**Texto:**
====

O relógio público marca 23h e 3°C. Ele prepara a sua “cama”
em frente a uma loja fechada, entre uma parede de concreto, a loja, e um vão,
por onde passa um ventinho gelado cortante. Às 23h10min já está deitado ao lado
de seus “pertences”: um carrinho de supermercado enferrujado, panos, sacolas e
papelões, e um filhote de cachorro. Meus pés calçados congelam só de caminhar.
O
frio do sul, cantado em verso e prosa por colunistas, repórteres, escritores e bon vivants de todas matizes, é o mesmo
frio que penetra na carne dele como navalha afiada. O inverno deste ano já nos
castiga rigorosamente há duas semanas e, quando o relógio bate 23h, lá está ele
iniciando o seu ritual. Não sei aonde ele vai durante o dia, se tomar sol na
Redenção ou em outro lugar, mas a noite é ali que ele mora. Na verdade são “eles”,
porque num único quarteirão se vê quatro ou cinco “camas” como esta, muito
embora os outros não sejam tão regulares quanto ele.

====

**Exercício breve a:**
Nos registros, troque "Recents" por "Recentes" e reescreva as linhas que começam na linha que contém "- button[interactable]: 2: [52, 174, 89, 199]" e vão até a linha que contém "- staticText: log: [81, 94, 87, 99]", ambas incluídas. Mantenha todo o restante inalterado.

====

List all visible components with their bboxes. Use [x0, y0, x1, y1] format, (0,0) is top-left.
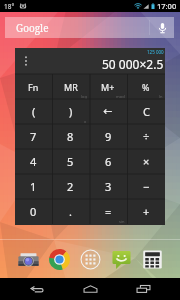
- button[interactable]: 2: [52, 174, 89, 199]
- staticText: 5: [67, 154, 74, 169]
- button[interactable]: Recents: [117, 278, 170, 300]
- button[interactable]: 8: [52, 124, 89, 149]
- button[interactable]: M+: [89, 74, 127, 99]
- staticText: (: [32, 104, 36, 119]
- staticText: ×: [143, 154, 150, 169]
- staticText: Fn: [28, 81, 39, 93]
- staticText: .: [69, 204, 72, 219]
- staticText: mod: [116, 94, 125, 99]
- staticText: log: [81, 94, 87, 99]
- button[interactable]: MR: [52, 74, 89, 99]
- staticText: 50 000×2.5: [102, 56, 164, 72]
- button[interactable]: −: [127, 174, 165, 199]
- staticText: =: [105, 204, 112, 219]
- button[interactable]: (: [15, 99, 52, 124]
- button[interactable]: 3: [89, 174, 127, 199]
- button[interactable]: Voice search: [150, 17, 174, 38]
- button[interactable]: More options: [21, 54, 31, 68]
- button[interactable]: 1: [15, 174, 52, 199]
- button[interactable]: Back: [11, 278, 64, 300]
- button[interactable]: 6: [89, 149, 127, 174]
- button[interactable]: 5: [52, 149, 89, 174]
- staticText: 9: [105, 129, 112, 144]
- staticText: MR: [64, 81, 78, 93]
- staticText: ln: [159, 94, 163, 99]
- button[interactable]: Google: [5, 17, 174, 38]
- staticText: −: [143, 179, 150, 194]
- staticText: x: [84, 119, 87, 124]
- button[interactable]: 9: [89, 124, 127, 149]
- staticText: Google: [16, 21, 49, 35]
- button[interactable]: Calculator: [137, 246, 168, 272]
- staticText: 17:00: [157, 1, 177, 11]
- button[interactable]: 4: [15, 149, 52, 174]
- staticText: %: [142, 81, 150, 93]
- button[interactable]: 7: [15, 124, 52, 149]
- button[interactable]: All apps: [75, 246, 106, 272]
- staticText: ←: [103, 105, 113, 118]
- button[interactable]: Camera: [12, 246, 44, 272]
- staticText: 125 000: [147, 49, 164, 55]
- button[interactable]: ←: [89, 99, 127, 124]
- staticText: sin: [119, 219, 125, 224]
- staticText: 2: [67, 179, 74, 194]
- staticText: +: [143, 204, 150, 219]
- button[interactable]: %: [127, 74, 165, 99]
- staticText: 3: [105, 179, 112, 194]
- staticText: ÷: [143, 129, 150, 144]
- button[interactable]: ÷: [127, 124, 165, 149]
- staticText: 4: [30, 154, 37, 169]
- button[interactable]: ): [52, 99, 89, 124]
- button[interactable]: .: [52, 199, 89, 224]
- staticText: M+: [101, 81, 115, 93]
- staticText: C: [143, 104, 150, 119]
- staticText: 18°: [4, 2, 15, 11]
- button[interactable]: 0: [15, 199, 52, 224]
- button[interactable]: +: [127, 199, 165, 224]
- button[interactable]: Messaging: [106, 246, 137, 272]
- staticText: 7: [30, 129, 37, 144]
- staticText: 6: [105, 154, 112, 169]
- staticText: 8: [67, 129, 74, 144]
- button[interactable]: Home: [64, 278, 117, 300]
- button[interactable]: C: [127, 99, 165, 124]
- button[interactable]: Fn: [15, 74, 52, 99]
- staticText: ): [69, 104, 73, 119]
- button[interactable]: Chrome: [44, 246, 75, 272]
- button[interactable]: ×: [127, 149, 165, 174]
- button[interactable]: =: [89, 199, 127, 224]
- staticText: 0: [30, 204, 37, 219]
- staticText: 1: [30, 179, 37, 194]
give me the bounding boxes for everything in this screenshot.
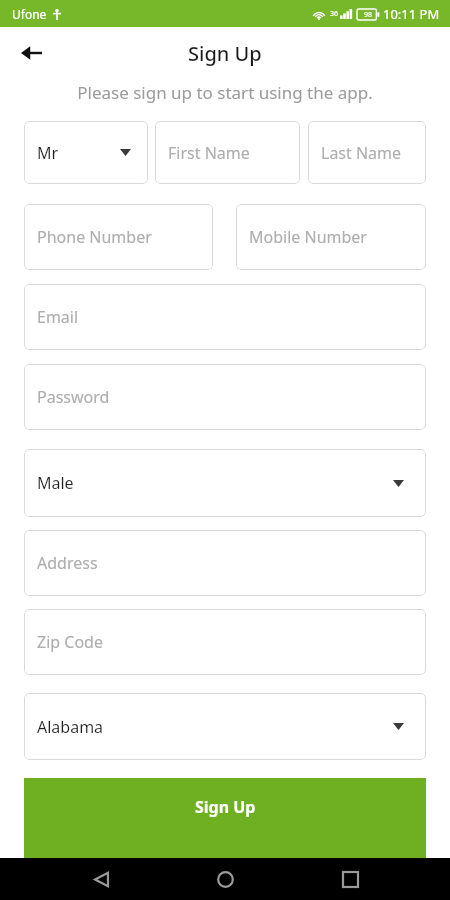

====

**Exercício breve b:**
Repita integralmente, sem qualquer alteração, o texto sobre o homem que dorme na rua durante o frio noturno.

**Resultado da tarefa a:**
- button[interactable]: 2: [52, 174, 89, 199]
- staticText: 5: [67, 154, 74, 169]
- button[interactable]: Recentes: [117, 278, 170, 300]
- button[interactable]: 8: [52, 124, 89, 149]
- button[interactable]: M+: [89, 74, 127, 99]
- staticText: (: [32, 104, 36, 119]
- staticText: ×: [143, 154, 150, 169]
- staticText: Fn: [28, 81, 39, 93]
- staticText: .: [69, 204, 72, 219]
- staticText: mod: [116, 94, 125, 99]
- staticText: log: [81, 94, 87, 99]

**Resultado da tarefa b:**
O relógio público marca 23h e 3°C. Ele prepara a sua “cama”
em frente a uma loja fechada, entre uma parede de concreto, a loja, e um vão,
por onde passa um ventinho gelado cortante. Às 23h10min já está deitado ao lado
de seus “pertences”: um carrinho de supermercado enferrujado, panos, sacolas e
papelões, e um filhote de cachorro. Meus pés calçados congelam só de caminhar.
O
frio do sul, cantado em verso e prosa por colunistas, repórteres, escritores e bon vivants de todas matizes, é o mesmo
frio que penetra na carne dele como navalha afiada. O inverno deste ano já nos
castiga rigorosamente há duas semanas e, quando o relógio bate 23h, lá está ele
iniciando o seu ritual. Não sei aonde ele vai durante o dia, se tomar sol na
Redenção ou em outro lugar, mas a noite é ali que ele mora. Na verdade são “eles”,
porque num único quarteirão se vê quatro ou cinco “camas” como esta, muito
embora os outros não sejam tão regulares quanto ele.